- What you will do -
Copy every line of the records below that holds the word "рівновіддалених".

(Stored items)
______
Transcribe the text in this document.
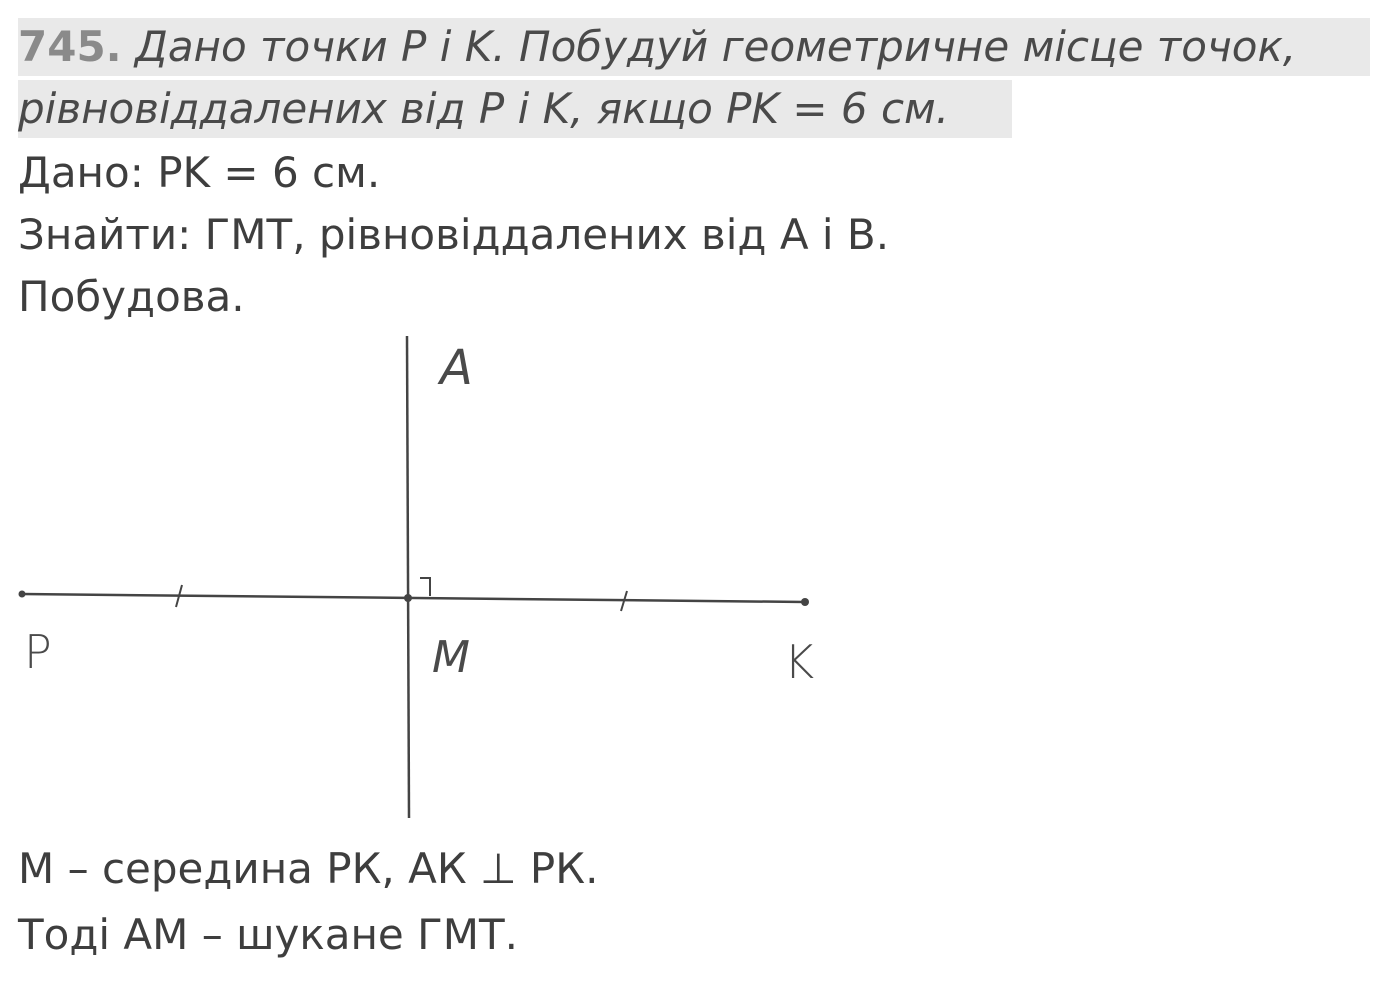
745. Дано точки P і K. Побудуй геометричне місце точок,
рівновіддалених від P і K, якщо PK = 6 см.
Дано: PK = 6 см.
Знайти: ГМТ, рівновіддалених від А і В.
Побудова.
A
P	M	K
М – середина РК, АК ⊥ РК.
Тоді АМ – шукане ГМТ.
______
- Task answer -
рівновіддалених від P і K, якщо PK = 6 см.
Знайти: ГМТ, рівновіддалених від А і В.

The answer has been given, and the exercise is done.